> [WORK TO COMPLETE] Gather every line that includes the word "Hoegh", please.

> [SUPPLIED INFORMATION]
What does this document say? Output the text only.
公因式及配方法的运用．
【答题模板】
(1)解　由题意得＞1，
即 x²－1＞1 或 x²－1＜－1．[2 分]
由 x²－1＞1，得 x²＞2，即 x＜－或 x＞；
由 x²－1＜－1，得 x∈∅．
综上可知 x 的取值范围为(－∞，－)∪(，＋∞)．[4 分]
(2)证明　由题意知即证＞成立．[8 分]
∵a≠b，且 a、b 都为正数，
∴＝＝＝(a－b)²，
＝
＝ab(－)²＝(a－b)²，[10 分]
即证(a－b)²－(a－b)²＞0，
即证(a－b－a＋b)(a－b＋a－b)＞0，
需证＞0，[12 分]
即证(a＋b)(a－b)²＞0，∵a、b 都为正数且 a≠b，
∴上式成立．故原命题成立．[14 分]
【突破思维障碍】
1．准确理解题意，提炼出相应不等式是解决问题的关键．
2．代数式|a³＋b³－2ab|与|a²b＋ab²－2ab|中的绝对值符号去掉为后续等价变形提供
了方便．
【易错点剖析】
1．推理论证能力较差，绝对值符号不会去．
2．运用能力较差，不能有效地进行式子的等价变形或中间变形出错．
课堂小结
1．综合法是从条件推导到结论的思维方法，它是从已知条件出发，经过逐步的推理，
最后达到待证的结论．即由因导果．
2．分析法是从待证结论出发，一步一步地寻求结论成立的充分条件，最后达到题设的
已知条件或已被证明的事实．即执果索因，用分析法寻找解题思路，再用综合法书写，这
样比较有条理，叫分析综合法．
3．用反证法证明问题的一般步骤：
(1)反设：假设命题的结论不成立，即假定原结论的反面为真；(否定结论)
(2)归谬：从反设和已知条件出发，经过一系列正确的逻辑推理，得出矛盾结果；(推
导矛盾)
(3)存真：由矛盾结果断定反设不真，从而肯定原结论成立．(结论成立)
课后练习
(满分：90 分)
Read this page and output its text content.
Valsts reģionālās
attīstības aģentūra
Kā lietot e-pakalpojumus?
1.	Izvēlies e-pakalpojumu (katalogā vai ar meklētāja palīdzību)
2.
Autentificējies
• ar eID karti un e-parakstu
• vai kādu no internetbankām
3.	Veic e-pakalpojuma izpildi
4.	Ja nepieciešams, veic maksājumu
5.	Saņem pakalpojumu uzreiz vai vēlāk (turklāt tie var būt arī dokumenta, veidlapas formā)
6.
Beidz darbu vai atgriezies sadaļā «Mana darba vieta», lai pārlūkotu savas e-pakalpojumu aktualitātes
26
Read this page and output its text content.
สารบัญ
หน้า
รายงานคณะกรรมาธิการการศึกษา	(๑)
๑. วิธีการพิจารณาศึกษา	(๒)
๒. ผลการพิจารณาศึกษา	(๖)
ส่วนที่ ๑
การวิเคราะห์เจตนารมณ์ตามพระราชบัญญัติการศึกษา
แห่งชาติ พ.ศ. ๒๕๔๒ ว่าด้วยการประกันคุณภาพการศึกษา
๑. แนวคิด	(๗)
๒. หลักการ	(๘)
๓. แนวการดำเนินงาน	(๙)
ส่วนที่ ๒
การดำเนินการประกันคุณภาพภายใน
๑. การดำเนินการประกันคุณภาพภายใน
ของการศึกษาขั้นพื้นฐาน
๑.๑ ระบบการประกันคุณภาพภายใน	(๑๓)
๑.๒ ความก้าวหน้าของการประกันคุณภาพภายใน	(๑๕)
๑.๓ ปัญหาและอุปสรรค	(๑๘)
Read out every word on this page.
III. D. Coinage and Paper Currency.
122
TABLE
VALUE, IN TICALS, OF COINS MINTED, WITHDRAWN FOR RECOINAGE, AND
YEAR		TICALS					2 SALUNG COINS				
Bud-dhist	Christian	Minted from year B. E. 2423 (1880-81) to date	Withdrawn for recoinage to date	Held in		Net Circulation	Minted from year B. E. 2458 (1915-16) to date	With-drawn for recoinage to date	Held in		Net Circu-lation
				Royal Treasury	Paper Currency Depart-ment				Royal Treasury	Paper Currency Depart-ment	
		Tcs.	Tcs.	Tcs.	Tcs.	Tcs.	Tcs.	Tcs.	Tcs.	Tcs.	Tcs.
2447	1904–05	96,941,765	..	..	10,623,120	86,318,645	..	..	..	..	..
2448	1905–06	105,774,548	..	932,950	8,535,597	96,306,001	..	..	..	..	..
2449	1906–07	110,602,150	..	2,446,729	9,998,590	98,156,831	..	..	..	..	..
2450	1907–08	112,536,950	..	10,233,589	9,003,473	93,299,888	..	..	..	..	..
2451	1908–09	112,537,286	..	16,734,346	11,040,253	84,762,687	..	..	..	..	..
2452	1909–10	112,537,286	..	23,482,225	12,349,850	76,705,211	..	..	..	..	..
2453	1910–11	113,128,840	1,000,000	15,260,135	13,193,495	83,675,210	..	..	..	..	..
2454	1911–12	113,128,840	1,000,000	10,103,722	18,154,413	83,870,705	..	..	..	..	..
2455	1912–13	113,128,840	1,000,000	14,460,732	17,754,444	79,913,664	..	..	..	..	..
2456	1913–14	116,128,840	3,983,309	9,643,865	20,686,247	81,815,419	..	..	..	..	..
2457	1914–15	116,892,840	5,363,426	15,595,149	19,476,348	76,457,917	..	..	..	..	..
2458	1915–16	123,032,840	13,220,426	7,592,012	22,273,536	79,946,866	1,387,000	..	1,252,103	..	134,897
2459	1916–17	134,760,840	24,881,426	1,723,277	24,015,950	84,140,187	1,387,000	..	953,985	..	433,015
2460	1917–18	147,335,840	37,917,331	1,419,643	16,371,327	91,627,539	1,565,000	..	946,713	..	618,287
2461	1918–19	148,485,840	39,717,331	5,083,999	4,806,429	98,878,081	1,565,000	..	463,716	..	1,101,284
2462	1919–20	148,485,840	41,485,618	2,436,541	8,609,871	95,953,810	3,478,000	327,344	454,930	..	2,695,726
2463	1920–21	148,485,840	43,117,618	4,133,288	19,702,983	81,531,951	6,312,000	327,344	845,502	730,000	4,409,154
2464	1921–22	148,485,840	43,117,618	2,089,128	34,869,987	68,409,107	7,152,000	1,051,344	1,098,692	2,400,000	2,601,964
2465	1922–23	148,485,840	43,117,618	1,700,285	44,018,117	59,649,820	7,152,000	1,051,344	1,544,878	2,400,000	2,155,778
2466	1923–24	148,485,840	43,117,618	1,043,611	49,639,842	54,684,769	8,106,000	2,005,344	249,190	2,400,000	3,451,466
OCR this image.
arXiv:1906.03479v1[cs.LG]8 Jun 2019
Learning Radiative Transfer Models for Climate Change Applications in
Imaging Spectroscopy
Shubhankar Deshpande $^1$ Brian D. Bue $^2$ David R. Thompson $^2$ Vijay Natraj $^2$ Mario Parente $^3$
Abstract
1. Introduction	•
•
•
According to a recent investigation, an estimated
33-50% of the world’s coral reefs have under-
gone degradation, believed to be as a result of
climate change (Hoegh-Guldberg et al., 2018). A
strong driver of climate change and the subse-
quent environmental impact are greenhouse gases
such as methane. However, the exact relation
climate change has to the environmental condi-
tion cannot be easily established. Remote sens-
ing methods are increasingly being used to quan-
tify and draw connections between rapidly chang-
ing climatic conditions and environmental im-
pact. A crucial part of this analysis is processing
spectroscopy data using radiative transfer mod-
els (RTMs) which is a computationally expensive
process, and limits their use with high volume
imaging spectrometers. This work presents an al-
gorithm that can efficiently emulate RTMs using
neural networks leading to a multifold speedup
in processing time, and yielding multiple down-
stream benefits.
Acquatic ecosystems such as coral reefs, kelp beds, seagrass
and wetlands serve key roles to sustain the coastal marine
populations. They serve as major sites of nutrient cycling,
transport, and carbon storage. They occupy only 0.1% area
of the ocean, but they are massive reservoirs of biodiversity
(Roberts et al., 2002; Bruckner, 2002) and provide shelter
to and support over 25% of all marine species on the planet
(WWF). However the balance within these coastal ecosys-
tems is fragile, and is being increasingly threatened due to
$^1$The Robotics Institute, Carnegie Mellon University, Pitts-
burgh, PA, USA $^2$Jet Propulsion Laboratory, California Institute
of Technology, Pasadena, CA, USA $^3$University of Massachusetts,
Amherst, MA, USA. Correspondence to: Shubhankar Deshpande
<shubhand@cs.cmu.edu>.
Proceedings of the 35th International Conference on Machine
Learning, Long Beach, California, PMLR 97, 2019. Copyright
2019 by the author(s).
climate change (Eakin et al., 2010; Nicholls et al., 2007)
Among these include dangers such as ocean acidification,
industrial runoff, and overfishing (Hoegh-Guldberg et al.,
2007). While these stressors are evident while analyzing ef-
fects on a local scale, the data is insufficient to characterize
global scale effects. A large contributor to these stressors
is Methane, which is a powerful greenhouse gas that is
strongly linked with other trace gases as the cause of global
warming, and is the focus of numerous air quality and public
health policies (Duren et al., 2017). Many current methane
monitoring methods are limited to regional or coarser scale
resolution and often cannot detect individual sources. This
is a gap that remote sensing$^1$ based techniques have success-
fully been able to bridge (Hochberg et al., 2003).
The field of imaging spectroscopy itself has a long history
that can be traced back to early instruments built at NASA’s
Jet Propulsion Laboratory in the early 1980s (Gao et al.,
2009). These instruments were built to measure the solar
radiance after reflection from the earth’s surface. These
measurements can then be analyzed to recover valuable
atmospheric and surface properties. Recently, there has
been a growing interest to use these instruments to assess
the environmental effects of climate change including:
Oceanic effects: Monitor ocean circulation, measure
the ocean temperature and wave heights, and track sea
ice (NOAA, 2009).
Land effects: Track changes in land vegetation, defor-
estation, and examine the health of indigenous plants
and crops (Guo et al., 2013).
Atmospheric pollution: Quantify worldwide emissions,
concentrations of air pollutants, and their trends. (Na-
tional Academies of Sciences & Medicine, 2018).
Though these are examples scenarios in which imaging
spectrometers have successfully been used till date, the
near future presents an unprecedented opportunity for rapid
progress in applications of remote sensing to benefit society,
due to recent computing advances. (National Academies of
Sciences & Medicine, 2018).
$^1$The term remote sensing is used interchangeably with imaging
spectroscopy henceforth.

> [WRITTEN RESPONSE]
climate change (Hoegh-Guldberg et al., 2018). A
industrial runoff, and overfishing (Hoegh-Guldberg et al.,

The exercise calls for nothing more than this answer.